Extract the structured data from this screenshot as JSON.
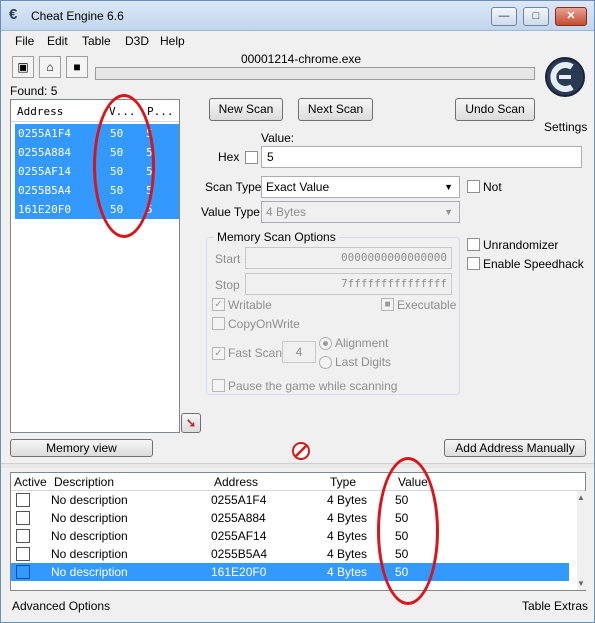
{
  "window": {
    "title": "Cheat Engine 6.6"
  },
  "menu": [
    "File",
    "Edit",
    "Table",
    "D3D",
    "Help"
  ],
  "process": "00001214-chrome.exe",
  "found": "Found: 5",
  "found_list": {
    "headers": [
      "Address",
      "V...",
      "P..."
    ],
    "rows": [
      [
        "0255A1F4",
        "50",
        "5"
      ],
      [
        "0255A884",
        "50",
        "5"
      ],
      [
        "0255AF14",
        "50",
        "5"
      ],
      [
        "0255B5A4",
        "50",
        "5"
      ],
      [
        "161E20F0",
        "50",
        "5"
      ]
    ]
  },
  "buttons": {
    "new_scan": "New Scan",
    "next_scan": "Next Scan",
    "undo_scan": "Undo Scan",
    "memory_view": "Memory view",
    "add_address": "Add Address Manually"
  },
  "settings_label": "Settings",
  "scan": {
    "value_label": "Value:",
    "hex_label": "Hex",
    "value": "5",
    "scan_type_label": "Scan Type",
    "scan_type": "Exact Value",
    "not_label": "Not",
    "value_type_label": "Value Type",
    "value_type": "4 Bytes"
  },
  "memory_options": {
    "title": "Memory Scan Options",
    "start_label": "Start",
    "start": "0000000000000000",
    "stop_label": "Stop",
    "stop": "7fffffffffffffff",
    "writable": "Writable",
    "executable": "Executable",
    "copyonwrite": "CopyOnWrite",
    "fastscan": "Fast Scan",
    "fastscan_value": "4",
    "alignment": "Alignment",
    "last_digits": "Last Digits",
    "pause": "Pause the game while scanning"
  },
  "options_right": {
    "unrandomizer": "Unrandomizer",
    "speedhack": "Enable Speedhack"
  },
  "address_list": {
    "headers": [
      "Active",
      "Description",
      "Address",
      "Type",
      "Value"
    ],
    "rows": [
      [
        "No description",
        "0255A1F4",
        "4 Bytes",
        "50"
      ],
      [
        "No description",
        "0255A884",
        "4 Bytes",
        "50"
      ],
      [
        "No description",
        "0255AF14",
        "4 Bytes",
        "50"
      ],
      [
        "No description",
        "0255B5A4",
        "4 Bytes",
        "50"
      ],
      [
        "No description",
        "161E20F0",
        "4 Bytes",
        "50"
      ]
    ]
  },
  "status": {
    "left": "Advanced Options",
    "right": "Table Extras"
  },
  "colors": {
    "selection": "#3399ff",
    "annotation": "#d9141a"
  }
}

#####

SHORT TASK: Reproduce the material in full, word for word, and omit the pictures.

PROBLEM SOLUTION:
Extract the structured data from this screenshot as JSON.
{
  "window": {
    "title": "Cheat Engine 6.6"
  },
  "menu": [
    "File",
    "Edit",
    "Table",
    "D3D",
    "Help"
  ],
  "process": "00001214-chrome.exe",
  "found": "Found: 5",
  "found_list": {
    "headers": [
      "Address",
      "V...",
      "P..."
    ],
    "rows": [
      [
        "0255A1F4",
        "50",
        "5"
      ],
      [
        "0255A884",
        "50",
        "5"
      ],
      [
        "0255AF14",
        "50",
        "5"
      ],
      [
        "0255B5A4",
        "50",
        "5"
      ],
      [
        "161E20F0",
        "50",
        "5"
      ]
    ]
  },
  "buttons": {
    "new_scan": "New Scan",
    "next_scan": "Next Scan",
    "undo_scan": "Undo Scan",
    "memory_view": "Memory view",
    "add_address": "Add Address Manually"
  },
  "settings_label": "Settings",
  "scan": {
    "value_label": "Value:",
    "hex_label": "Hex",
    "value": "5",
    "scan_type_label": "Scan Type",
    "scan_type": "Exact Value",
    "not_label": "Not",
    "value_type_label": "Value Type",
    "value_type": "4 Bytes"
  },
  "memory_options": {
    "title": "Memory Scan Options",
    "start_label": "Start",
    "start": "0000000000000000",
    "stop_label": "Stop",
    "stop": "7fffffffffffffff",
    "writable": "Writable",
    "executable": "Executable",
    "copyonwrite": "CopyOnWrite",
    "fastscan": "Fast Scan",
    "fastscan_value": "4",
    "alignment": "Alignment",
    "last_digits": "Last Digits",
    "pause": "Pause the game while scanning"
  },
  "options_right": {
    "unrandomizer": "Unrandomizer",
    "speedhack": "Enable Speedhack"
  },
  "address_list": {
    "headers": [
      "Active",
      "Description",
      "Address",
      "Type",
      "Value"
    ],
    "rows": [
      [
        "No description",
        "0255A1F4",
        "4 Bytes",
        "50"
      ],
      [
        "No description",
        "0255A884",
        "4 Bytes",
        "50"
      ],
      [
        "No description",
        "0255AF14",
        "4 Bytes",
        "50"
      ],
      [
        "No description",
        "0255B5A4",
        "4 Bytes",
        "50"
      ],
      [
        "No description",
        "161E20F0",
        "4 Bytes",
        "50"
      ]
    ]
  },
  "status": {
    "left": "Advanced Options",
    "right": "Table Extras"
  },
  "colors": {
    "selection": "#3399ff",
    "annotation": "#d9141a"
  }
}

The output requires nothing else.